▶ _What is needed_
Every line of the records must be repeated exactly; pictures stay out.

▶ _Some records_
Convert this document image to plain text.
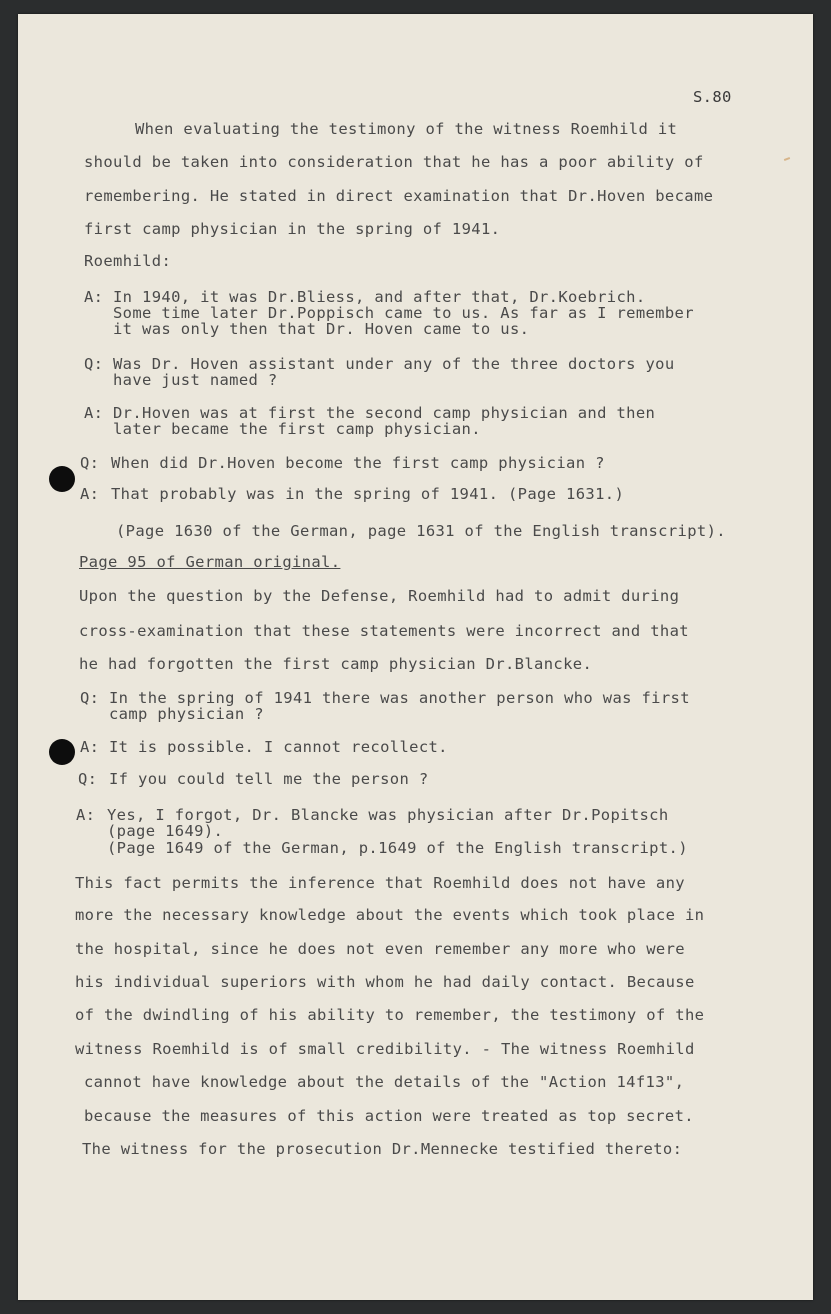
S.80
When evaluating the testimony of the witness Roemhild it
should be taken into consideration that he has a poor ability of
remembering. He stated in direct examination that Dr.Hoven became
first camp physician in the spring of 1941.
Roemhild:
A: In 1940, it was Dr.Bliess, and after that, Dr.Koebrich.
Some time later Dr.Poppisch came to us. As far as I remember
it was only then that Dr. Hoven came to us.
Q: Was Dr. Hoven assistant under any of the three doctors you
have just named ?
A: Dr.Hoven was at first the second camp physician and then
later became the first camp physician.
Q: When did Dr.Hoven become the first camp physician ?
A: That probably was in the spring of 1941. (Page 1631.)
(Page 1630 of the German, page 1631 of the English transcript).
Page 95 of German original.
Upon the question by the Defense, Roemhild had to admit during
cross-examination that these statements were incorrect and that
he had forgotten the first camp physician Dr.Blancke.
Q: In the spring of 1941 there was another person who was first
camp physician ?
A: It is possible. I cannot recollect.
Q: If you could tell me the person ?
A: Yes, I forgot, Dr. Blancke was physician after Dr.Popitsch
(page 1649).
(Page 1649 of the German, p.1649 of the English transcript.)
This fact permits the inference that Roemhild does not have any
more the necessary knowledge about the events which took place in
the hospital, since he does not even remember any more who were
his individual superiors with whom he had daily contact. Because
of the dwindling of his ability to remember, the testimony of the
witness Roemhild is of small credibility. - The witness Roemhild
cannot have knowledge about the details of the "Action 14f13",
because the measures of this action were treated as top secret.
The witness for the prosecution Dr.Mennecke testified thereto:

▶ _Written solution_
Convert this document image to plain text.
S.80
When evaluating the testimony of the witness Roemhild it
should be taken into consideration that he has a poor ability of
remembering. He stated in direct examination that Dr.Hoven became
first camp physician in the spring of 1941.
Roemhild:
A: In 1940, it was Dr.Bliess, and after that, Dr.Koebrich.
Some time later Dr.Poppisch came to us. As far as I remember
it was only then that Dr. Hoven came to us.
Q: Was Dr. Hoven assistant under any of the three doctors you
have just named ?
A: Dr.Hoven was at first the second camp physician and then
later became the first camp physician.
Q: When did Dr.Hoven become the first camp physician ?
A: That probably was in the spring of 1941. (Page 1631.)
(Page 1630 of the German, page 1631 of the English transcript).
Page 95 of German original.
Upon the question by the Defense, Roemhild had to admit during
cross-examination that these statements were incorrect and that
he had forgotten the first camp physician Dr.Blancke.
Q: In the spring of 1941 there was another person who was first
camp physician ?
A: It is possible. I cannot recollect.
Q: If you could tell me the person ?
A: Yes, I forgot, Dr. Blancke was physician after Dr.Popitsch
(page 1649).
(Page 1649 of the German, p.1649 of the English transcript.)
This fact permits the inference that Roemhild does not have any
more the necessary knowledge about the events which took place in
the hospital, since he does not even remember any more who were
his individual superiors with whom he had daily contact. Because
of the dwindling of his ability to remember, the testimony of the
witness Roemhild is of small credibility. - The witness Roemhild
cannot have knowledge about the details of the "Action 14f13",
because the measures of this action were treated as top secret.
The witness for the prosecution Dr.Mennecke testified thereto:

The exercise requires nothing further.